## [Given problem]
Select the lines that hold the word "JSON" and copy each one.

## [Records]
────────────────────────────────────────

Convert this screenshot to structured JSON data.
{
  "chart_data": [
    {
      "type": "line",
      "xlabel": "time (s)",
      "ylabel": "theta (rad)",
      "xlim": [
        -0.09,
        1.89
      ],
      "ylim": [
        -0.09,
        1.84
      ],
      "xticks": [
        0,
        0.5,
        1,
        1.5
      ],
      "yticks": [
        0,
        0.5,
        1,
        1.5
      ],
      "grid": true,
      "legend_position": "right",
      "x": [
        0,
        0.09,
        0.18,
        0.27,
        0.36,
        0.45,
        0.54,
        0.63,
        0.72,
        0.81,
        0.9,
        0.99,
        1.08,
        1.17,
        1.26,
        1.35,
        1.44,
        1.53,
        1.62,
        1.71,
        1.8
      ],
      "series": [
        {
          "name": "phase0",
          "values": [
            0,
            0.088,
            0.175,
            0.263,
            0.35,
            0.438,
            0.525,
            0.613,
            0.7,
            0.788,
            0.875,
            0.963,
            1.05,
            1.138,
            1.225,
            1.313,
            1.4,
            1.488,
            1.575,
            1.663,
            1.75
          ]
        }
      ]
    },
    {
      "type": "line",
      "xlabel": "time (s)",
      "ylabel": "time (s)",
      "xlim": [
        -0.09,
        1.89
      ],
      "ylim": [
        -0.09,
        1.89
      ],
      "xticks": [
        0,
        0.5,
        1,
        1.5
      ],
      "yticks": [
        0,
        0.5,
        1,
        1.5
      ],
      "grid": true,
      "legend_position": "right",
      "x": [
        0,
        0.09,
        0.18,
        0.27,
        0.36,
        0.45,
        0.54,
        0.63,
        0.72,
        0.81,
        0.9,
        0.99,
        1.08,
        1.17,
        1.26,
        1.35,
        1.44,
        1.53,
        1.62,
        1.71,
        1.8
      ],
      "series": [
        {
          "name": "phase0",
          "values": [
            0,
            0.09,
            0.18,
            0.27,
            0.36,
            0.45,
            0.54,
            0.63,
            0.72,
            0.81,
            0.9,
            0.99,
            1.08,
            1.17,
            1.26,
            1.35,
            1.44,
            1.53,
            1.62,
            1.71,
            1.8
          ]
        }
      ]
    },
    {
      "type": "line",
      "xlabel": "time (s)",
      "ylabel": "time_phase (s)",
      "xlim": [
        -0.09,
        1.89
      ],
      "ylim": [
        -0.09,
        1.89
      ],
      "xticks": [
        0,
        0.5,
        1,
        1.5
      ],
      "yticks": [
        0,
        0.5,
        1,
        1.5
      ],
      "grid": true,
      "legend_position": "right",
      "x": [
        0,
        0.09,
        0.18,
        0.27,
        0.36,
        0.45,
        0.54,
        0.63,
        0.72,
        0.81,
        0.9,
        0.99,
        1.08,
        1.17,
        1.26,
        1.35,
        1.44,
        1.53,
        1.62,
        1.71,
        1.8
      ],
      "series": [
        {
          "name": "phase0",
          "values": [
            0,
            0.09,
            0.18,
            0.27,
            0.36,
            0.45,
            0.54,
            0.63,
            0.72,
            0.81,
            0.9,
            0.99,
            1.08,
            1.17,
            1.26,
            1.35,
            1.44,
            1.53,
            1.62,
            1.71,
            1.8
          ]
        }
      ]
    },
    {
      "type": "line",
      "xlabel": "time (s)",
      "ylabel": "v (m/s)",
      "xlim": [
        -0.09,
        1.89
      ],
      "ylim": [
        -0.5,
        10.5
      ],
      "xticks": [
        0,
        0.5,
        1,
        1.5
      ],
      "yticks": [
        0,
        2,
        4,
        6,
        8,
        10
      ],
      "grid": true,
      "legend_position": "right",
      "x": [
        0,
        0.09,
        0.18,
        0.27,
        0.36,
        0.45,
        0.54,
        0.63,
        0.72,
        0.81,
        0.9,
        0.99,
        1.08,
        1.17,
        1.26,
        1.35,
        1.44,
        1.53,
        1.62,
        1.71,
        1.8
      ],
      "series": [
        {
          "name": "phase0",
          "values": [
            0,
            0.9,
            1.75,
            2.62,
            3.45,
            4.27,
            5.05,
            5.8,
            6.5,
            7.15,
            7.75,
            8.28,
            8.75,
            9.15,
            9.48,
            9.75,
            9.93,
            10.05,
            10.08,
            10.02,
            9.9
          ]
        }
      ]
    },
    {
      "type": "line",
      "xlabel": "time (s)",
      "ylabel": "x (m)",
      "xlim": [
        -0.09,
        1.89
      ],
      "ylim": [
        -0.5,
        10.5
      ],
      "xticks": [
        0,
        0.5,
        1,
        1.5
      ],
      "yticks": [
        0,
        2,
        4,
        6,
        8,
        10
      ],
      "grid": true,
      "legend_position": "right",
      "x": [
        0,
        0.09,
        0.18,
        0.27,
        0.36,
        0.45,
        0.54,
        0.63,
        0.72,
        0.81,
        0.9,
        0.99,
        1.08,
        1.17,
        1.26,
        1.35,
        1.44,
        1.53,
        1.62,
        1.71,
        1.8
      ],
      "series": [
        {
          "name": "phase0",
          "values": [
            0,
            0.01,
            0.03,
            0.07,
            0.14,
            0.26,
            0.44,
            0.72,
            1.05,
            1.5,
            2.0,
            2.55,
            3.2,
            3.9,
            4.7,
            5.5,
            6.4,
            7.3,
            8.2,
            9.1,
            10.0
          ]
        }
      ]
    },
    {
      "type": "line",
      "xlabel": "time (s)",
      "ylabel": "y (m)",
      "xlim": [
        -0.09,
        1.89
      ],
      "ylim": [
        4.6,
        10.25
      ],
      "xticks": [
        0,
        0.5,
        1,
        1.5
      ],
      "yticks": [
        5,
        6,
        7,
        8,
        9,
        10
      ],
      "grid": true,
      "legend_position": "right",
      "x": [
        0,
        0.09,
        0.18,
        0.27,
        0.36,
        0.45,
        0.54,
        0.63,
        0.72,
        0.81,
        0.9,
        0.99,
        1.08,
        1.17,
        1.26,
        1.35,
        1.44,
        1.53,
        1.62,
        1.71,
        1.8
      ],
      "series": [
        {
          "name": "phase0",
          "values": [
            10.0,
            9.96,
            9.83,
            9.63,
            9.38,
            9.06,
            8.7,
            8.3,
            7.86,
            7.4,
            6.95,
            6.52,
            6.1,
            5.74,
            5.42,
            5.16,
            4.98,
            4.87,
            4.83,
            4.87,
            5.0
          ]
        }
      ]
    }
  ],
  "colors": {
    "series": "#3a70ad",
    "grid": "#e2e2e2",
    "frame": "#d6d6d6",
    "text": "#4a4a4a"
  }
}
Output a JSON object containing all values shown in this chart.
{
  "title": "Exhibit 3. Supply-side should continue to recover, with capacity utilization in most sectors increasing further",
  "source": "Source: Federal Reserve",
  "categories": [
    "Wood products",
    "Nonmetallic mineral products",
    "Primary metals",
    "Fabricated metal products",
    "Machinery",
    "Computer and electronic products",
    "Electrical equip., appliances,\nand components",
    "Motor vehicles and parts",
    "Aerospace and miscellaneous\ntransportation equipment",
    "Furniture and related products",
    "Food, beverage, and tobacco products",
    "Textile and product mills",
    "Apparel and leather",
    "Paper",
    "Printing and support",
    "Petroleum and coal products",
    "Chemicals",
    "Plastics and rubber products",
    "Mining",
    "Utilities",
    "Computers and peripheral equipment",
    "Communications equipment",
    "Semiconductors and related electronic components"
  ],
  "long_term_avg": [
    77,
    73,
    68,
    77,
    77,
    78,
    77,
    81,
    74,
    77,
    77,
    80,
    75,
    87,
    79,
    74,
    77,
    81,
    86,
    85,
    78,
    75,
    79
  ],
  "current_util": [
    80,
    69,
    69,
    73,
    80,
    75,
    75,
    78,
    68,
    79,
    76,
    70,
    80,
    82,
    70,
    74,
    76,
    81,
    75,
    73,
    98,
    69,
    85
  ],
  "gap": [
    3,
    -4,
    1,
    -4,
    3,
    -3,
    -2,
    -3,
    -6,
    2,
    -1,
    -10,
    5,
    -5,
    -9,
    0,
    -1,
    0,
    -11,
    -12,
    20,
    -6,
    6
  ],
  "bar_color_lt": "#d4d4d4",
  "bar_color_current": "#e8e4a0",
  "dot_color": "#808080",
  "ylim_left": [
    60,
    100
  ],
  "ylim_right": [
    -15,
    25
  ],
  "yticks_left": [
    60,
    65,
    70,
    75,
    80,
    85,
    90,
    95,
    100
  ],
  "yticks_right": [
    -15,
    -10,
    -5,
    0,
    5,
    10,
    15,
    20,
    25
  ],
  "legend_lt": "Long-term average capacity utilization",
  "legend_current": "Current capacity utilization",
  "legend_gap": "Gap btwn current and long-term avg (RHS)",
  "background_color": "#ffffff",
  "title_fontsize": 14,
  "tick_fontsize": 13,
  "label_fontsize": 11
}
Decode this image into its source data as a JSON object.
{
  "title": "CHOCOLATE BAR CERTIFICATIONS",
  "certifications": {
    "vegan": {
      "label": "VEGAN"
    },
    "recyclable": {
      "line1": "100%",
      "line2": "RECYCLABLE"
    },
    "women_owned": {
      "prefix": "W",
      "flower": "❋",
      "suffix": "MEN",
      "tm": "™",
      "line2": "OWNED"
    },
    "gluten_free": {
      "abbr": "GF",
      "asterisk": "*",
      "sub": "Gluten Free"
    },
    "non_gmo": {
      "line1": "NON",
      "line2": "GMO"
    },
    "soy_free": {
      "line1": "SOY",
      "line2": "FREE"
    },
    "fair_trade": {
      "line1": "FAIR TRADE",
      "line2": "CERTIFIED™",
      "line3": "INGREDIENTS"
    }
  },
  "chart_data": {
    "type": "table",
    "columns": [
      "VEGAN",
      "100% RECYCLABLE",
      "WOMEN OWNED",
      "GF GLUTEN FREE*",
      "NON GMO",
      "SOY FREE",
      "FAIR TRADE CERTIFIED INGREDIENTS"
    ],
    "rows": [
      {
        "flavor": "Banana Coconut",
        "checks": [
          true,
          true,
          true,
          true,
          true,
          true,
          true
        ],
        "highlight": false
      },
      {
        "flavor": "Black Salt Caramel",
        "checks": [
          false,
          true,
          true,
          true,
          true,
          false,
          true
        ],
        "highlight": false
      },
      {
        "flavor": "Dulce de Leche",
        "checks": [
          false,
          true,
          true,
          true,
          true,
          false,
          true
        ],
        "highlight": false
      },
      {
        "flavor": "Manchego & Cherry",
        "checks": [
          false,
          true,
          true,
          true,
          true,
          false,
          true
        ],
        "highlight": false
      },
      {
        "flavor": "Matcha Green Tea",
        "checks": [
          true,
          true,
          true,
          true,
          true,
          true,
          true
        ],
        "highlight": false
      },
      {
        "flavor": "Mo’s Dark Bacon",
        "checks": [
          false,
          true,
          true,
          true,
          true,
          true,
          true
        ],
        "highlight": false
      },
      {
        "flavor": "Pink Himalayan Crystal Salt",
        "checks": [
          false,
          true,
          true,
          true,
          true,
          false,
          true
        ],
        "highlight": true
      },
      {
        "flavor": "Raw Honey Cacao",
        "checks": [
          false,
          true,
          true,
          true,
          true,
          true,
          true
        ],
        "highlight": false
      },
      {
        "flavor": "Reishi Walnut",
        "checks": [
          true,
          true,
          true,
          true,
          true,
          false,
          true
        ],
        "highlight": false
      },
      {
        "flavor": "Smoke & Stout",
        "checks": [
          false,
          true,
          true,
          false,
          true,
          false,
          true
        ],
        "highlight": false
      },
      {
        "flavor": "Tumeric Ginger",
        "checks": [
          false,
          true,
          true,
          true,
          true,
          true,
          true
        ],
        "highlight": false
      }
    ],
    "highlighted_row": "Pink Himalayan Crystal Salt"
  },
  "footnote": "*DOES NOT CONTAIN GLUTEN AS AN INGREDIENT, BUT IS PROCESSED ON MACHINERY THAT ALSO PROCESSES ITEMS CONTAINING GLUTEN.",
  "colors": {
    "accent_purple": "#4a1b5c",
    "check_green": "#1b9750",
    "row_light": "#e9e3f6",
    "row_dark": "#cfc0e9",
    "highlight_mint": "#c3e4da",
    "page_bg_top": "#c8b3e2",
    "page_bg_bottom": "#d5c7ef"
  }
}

────────────────────────────────────────

## [Solution for this task]
Convert this screenshot to structured JSON data.
Output a JSON object containing all values shown in this chart.
Decode this image into its source data as a JSON object.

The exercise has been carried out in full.